>> begin

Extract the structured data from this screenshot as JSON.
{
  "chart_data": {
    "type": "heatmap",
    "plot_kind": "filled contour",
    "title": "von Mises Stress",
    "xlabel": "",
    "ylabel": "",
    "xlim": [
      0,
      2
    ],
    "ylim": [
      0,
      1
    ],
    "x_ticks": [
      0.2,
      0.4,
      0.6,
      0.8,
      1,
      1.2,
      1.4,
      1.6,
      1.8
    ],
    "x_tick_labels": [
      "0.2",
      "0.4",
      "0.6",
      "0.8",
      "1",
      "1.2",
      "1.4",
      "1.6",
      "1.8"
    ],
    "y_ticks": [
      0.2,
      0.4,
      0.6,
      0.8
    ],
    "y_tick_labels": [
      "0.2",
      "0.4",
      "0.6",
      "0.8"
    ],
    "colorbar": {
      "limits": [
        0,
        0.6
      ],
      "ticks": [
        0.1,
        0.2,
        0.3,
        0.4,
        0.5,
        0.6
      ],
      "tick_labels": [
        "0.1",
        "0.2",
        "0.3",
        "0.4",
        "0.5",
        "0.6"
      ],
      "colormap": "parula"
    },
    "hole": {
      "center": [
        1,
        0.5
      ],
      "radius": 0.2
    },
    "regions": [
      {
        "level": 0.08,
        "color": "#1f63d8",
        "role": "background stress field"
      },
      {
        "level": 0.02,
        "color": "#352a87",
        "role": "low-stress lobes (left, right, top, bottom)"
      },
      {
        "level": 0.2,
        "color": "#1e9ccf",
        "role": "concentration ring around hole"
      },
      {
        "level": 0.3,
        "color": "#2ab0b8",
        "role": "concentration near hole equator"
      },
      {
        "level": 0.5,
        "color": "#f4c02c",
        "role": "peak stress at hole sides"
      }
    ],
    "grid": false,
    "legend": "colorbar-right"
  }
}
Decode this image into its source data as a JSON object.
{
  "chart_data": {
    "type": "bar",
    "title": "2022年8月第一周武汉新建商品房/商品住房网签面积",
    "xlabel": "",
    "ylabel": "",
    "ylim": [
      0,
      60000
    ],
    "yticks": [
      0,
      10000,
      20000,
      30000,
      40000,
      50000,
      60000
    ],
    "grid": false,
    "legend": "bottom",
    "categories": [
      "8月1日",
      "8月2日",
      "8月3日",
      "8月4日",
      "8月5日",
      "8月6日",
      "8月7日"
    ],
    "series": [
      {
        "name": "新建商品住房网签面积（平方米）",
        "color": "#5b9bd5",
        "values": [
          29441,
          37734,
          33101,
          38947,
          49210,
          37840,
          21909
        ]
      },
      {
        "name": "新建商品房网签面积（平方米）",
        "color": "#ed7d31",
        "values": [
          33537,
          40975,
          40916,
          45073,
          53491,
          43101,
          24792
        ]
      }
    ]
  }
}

>> end

Print the line containing "Decode this image" and every line after it to the end of the records above, exactly as written, and nothing else.

__Worked answer__
Decode this image into its source data as a JSON object.
{
  "chart_data": {
    "type": "bar",
    "title": "2022年8月第一周武汉新建商品房/商品住房网签面积",
    "xlabel": "",
    "ylabel": "",
    "ylim": [
      0,
      60000
    ],
    "yticks": [
      0,
      10000,
      20000,
      30000,
      40000,
      50000,
      60000
    ],
    "grid": false,
    "legend": "bottom",
    "categories": [
      "8月1日",
      "8月2日",
      "8月3日",
      "8月4日",
      "8月5日",
      "8月6日",
      "8月7日"
    ],
    "series": [
      {
        "name": "新建商品住房网签面积（平方米）",
        "color": "#5b9bd5",
        "values": [
          29441,
          37734,
          33101,
          38947,
          49210,
          37840,
          21909
        ]
      },
      {
        "name": "新建商品房网签面积（平方米）",
        "color": "#ed7d31",
        "values": [
          33537,
          40975,
          40916,
          45073,
          53491,
          43101,
          24792
        ]
      }
    ]
  }
}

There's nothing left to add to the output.